Exercise aim: Reproduce each line of the material exactly, minus any picture.
::: Source records
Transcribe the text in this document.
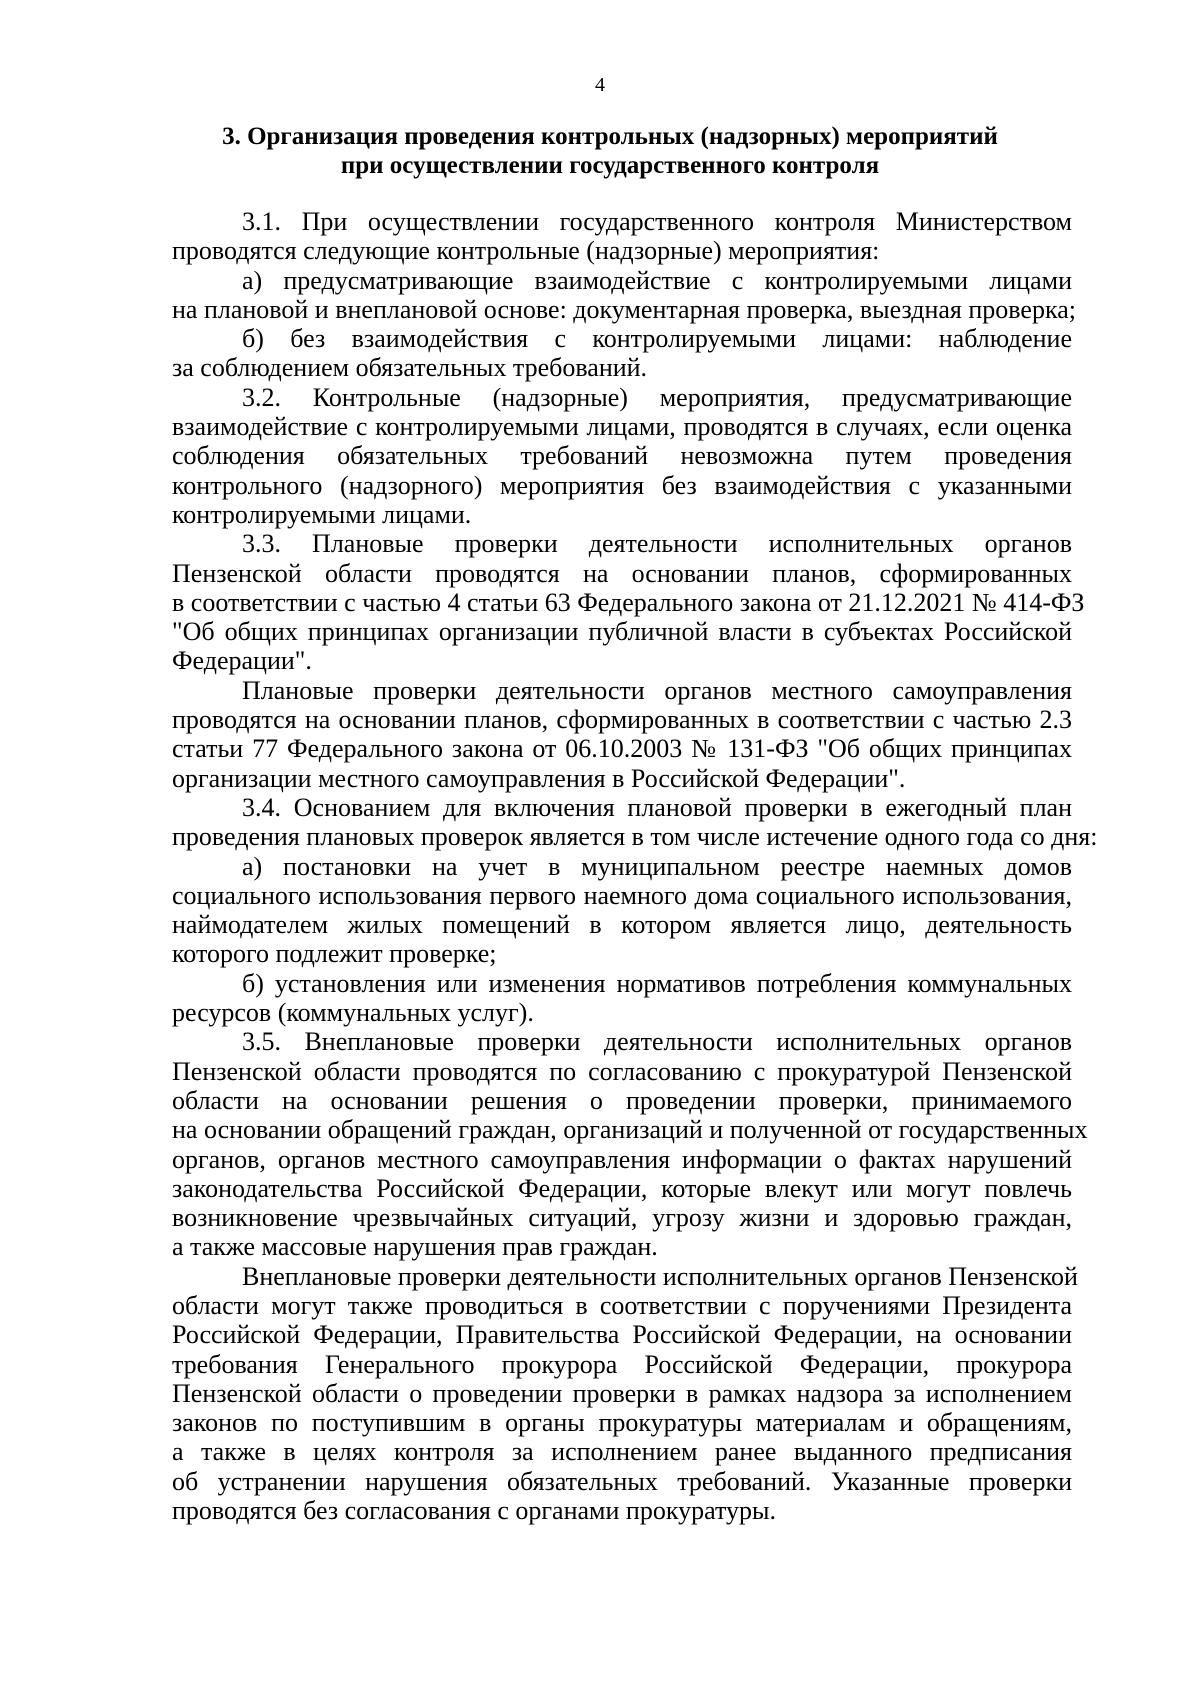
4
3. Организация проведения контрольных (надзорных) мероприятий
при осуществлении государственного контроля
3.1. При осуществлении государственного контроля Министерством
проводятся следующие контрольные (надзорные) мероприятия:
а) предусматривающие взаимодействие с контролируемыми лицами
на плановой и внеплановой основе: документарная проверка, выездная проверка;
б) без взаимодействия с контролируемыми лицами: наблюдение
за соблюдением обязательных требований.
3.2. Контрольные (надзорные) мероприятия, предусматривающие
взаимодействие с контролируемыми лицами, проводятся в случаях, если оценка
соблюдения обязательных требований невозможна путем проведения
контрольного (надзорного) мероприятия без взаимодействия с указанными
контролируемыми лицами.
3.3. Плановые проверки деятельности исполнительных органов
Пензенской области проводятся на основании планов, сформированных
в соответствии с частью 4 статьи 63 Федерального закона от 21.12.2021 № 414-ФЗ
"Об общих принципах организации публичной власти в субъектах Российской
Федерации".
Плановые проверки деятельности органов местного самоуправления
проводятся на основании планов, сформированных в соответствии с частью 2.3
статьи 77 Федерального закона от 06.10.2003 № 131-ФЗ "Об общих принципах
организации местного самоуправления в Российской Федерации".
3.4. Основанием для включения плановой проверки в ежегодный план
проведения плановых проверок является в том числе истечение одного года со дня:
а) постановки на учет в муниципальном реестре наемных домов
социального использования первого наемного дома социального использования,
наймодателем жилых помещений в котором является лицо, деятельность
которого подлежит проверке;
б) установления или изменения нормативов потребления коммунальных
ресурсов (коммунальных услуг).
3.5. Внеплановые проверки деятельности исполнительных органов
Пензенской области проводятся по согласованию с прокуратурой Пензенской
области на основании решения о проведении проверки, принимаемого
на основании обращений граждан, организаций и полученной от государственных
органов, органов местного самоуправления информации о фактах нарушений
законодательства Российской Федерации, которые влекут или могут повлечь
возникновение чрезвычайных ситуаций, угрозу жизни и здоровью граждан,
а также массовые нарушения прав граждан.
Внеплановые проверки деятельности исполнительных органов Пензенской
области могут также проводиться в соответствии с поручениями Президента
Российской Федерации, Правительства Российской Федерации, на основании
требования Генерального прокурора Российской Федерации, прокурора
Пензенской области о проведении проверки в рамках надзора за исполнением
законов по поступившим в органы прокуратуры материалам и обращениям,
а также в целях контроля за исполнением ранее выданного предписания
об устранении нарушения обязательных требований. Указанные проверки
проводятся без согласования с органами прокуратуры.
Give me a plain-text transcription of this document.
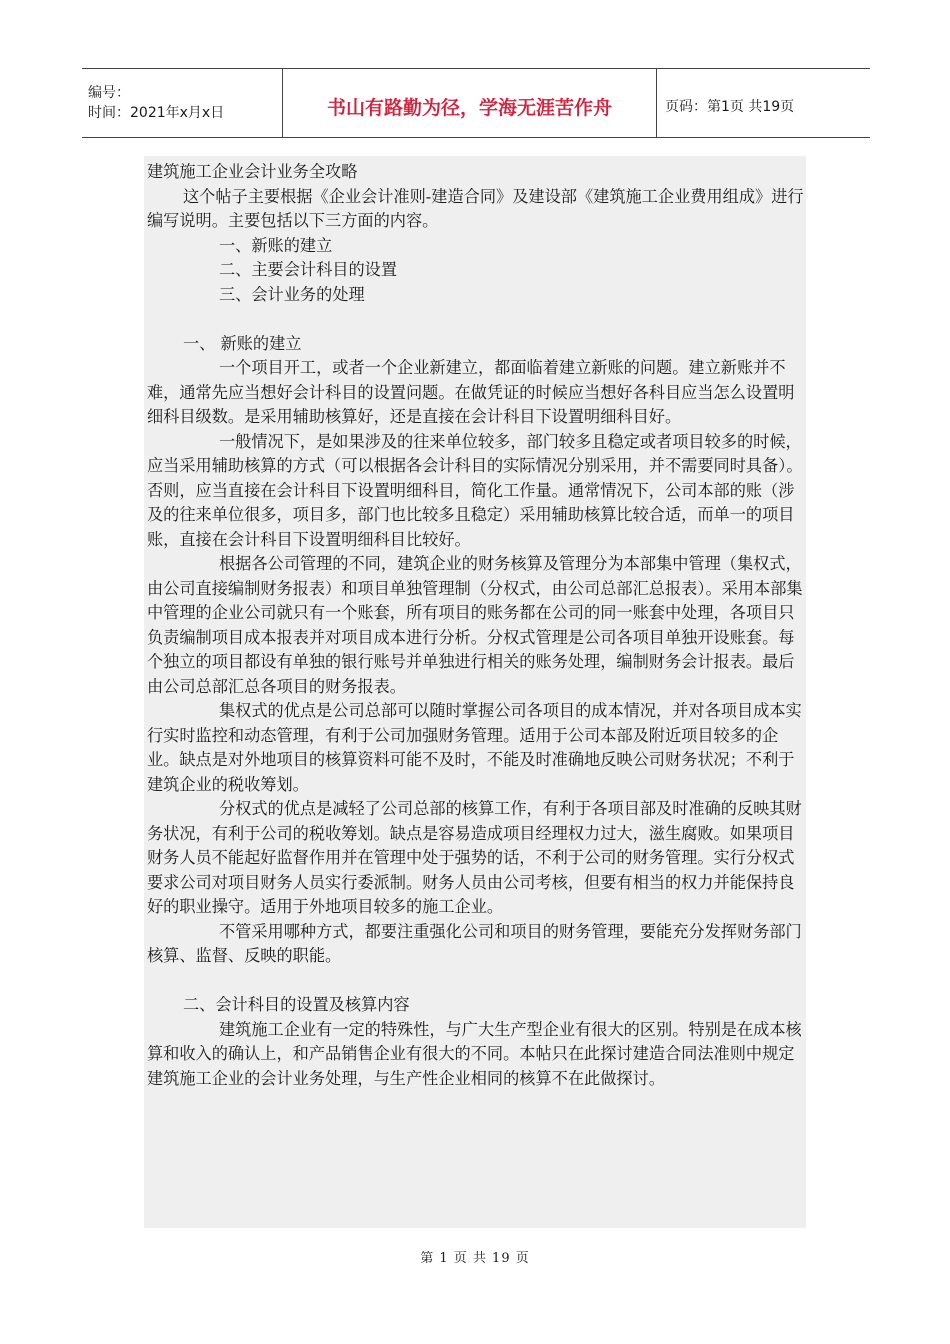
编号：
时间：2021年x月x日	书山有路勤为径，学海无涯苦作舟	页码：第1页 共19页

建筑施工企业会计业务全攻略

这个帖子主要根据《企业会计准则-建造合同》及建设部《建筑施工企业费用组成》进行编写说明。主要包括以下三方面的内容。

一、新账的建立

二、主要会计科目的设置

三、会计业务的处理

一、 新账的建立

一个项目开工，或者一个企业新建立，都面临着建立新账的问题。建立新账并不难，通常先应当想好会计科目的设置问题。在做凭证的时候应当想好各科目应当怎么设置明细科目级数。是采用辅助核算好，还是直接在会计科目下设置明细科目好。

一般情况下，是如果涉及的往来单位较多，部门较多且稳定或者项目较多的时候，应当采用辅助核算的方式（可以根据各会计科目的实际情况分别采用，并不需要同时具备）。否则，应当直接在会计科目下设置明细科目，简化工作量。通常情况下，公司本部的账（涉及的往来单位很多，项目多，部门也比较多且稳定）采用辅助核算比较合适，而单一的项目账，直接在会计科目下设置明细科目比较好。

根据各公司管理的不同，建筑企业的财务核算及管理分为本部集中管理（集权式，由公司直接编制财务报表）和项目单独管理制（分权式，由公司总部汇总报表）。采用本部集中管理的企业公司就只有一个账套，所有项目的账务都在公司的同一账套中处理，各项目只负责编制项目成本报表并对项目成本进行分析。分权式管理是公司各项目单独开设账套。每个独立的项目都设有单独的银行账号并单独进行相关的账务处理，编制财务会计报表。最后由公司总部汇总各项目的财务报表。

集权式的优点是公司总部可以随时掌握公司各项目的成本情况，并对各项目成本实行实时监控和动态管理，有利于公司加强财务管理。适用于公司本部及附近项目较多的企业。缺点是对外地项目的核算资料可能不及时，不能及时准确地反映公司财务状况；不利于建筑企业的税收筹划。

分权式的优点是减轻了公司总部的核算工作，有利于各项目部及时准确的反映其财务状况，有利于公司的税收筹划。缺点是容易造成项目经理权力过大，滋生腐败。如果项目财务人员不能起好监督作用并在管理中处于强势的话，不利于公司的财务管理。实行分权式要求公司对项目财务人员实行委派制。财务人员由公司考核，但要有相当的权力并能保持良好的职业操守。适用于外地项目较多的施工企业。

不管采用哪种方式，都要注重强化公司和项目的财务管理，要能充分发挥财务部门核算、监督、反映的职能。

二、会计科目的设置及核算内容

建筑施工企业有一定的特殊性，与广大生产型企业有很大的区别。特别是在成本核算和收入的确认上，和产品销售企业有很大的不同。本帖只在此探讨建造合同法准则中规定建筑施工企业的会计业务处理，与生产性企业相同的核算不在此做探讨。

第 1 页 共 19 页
::::::
Output of the task:
Transcribe the text in this document.
4
3. Организация проведения контрольных (надзорных) мероприятий
при осуществлении государственного контроля
3.1. При осуществлении государственного контроля Министерством
проводятся следующие контрольные (надзорные) мероприятия:
а) предусматривающие взаимодействие с контролируемыми лицами
на плановой и внеплановой основе: документарная проверка, выездная проверка;
б) без взаимодействия с контролируемыми лицами: наблюдение
за соблюдением обязательных требований.
3.2. Контрольные (надзорные) мероприятия, предусматривающие
взаимодействие с контролируемыми лицами, проводятся в случаях, если оценка
соблюдения обязательных требований невозможна путем проведения
контрольного (надзорного) мероприятия без взаимодействия с указанными
контролируемыми лицами.
3.3. Плановые проверки деятельности исполнительных органов
Пензенской области проводятся на основании планов, сформированных
в соответствии с частью 4 статьи 63 Федерального закона от 21.12.2021 № 414-ФЗ
"Об общих принципах организации публичной власти в субъектах Российской
Федерации".
Плановые проверки деятельности органов местного самоуправления
проводятся на основании планов, сформированных в соответствии с частью 2.3
статьи 77 Федерального закона от 06.10.2003 № 131-ФЗ "Об общих принципах
организации местного самоуправления в Российской Федерации".
3.4. Основанием для включения плановой проверки в ежегодный план
проведения плановых проверок является в том числе истечение одного года со дня:
а) постановки на учет в муниципальном реестре наемных домов
социального использования первого наемного дома социального использования,
наймодателем жилых помещений в котором является лицо, деятельность
которого подлежит проверке;
б) установления или изменения нормативов потребления коммунальных
ресурсов (коммунальных услуг).
3.5. Внеплановые проверки деятельности исполнительных органов
Пензенской области проводятся по согласованию с прокуратурой Пензенской
области на основании решения о проведении проверки, принимаемого
на основании обращений граждан, организаций и полученной от государственных
органов, органов местного самоуправления информации о фактах нарушений
законодательства Российской Федерации, которые влекут или могут повлечь
возникновение чрезвычайных ситуаций, угрозу жизни и здоровью граждан,
а также массовые нарушения прав граждан.
Внеплановые проверки деятельности исполнительных органов Пензенской
области могут также проводиться в соответствии с поручениями Президента
Российской Федерации, Правительства Российской Федерации, на основании
требования Генерального прокурора Российской Федерации, прокурора
Пензенской области о проведении проверки в рамках надзора за исполнением
законов по поступившим в органы прокуратуры материалам и обращениям,
а также в целях контроля за исполнением ранее выданного предписания
об устранении нарушения обязательных требований. Указанные проверки
проводятся без согласования с органами прокуратуры.
Give me a plain-text transcription of this document.
编号：
时间：2021年x月x日	书山有路勤为径，学海无涯苦作舟	页码：第1页 共19页

建筑施工企业会计业务全攻略

这个帖子主要根据《企业会计准则-建造合同》及建设部《建筑施工企业费用组成》进行编写说明。主要包括以下三方面的内容。

一、新账的建立

二、主要会计科目的设置

三、会计业务的处理

一、 新账的建立

一个项目开工，或者一个企业新建立，都面临着建立新账的问题。建立新账并不难，通常先应当想好会计科目的设置问题。在做凭证的时候应当想好各科目应当怎么设置明细科目级数。是采用辅助核算好，还是直接在会计科目下设置明细科目好。

一般情况下，是如果涉及的往来单位较多，部门较多且稳定或者项目较多的时候，应当采用辅助核算的方式（可以根据各会计科目的实际情况分别采用，并不需要同时具备）。否则，应当直接在会计科目下设置明细科目，简化工作量。通常情况下，公司本部的账（涉及的往来单位很多，项目多，部门也比较多且稳定）采用辅助核算比较合适，而单一的项目账，直接在会计科目下设置明细科目比较好。

根据各公司管理的不同，建筑企业的财务核算及管理分为本部集中管理（集权式，由公司直接编制财务报表）和项目单独管理制（分权式，由公司总部汇总报表）。采用本部集中管理的企业公司就只有一个账套，所有项目的账务都在公司的同一账套中处理，各项目只负责编制项目成本报表并对项目成本进行分析。分权式管理是公司各项目单独开设账套。每个独立的项目都设有单独的银行账号并单独进行相关的账务处理，编制财务会计报表。最后由公司总部汇总各项目的财务报表。

集权式的优点是公司总部可以随时掌握公司各项目的成本情况，并对各项目成本实行实时监控和动态管理，有利于公司加强财务管理。适用于公司本部及附近项目较多的企业。缺点是对外地项目的核算资料可能不及时，不能及时准确地反映公司财务状况；不利于建筑企业的税收筹划。

分权式的优点是减轻了公司总部的核算工作，有利于各项目部及时准确的反映其财务状况，有利于公司的税收筹划。缺点是容易造成项目经理权力过大，滋生腐败。如果项目财务人员不能起好监督作用并在管理中处于强势的话，不利于公司的财务管理。实行分权式要求公司对项目财务人员实行委派制。财务人员由公司考核，但要有相当的权力并能保持良好的职业操守。适用于外地项目较多的施工企业。

不管采用哪种方式，都要注重强化公司和项目的财务管理，要能充分发挥财务部门核算、监督、反映的职能。

二、会计科目的设置及核算内容

建筑施工企业有一定的特殊性，与广大生产型企业有很大的区别。特别是在成本核算和收入的确认上，和产品销售企业有很大的不同。本帖只在此探讨建造合同法准则中规定建筑施工企业的会计业务处理，与生产性企业相同的核算不在此做探讨。

第 1 页 共 19 页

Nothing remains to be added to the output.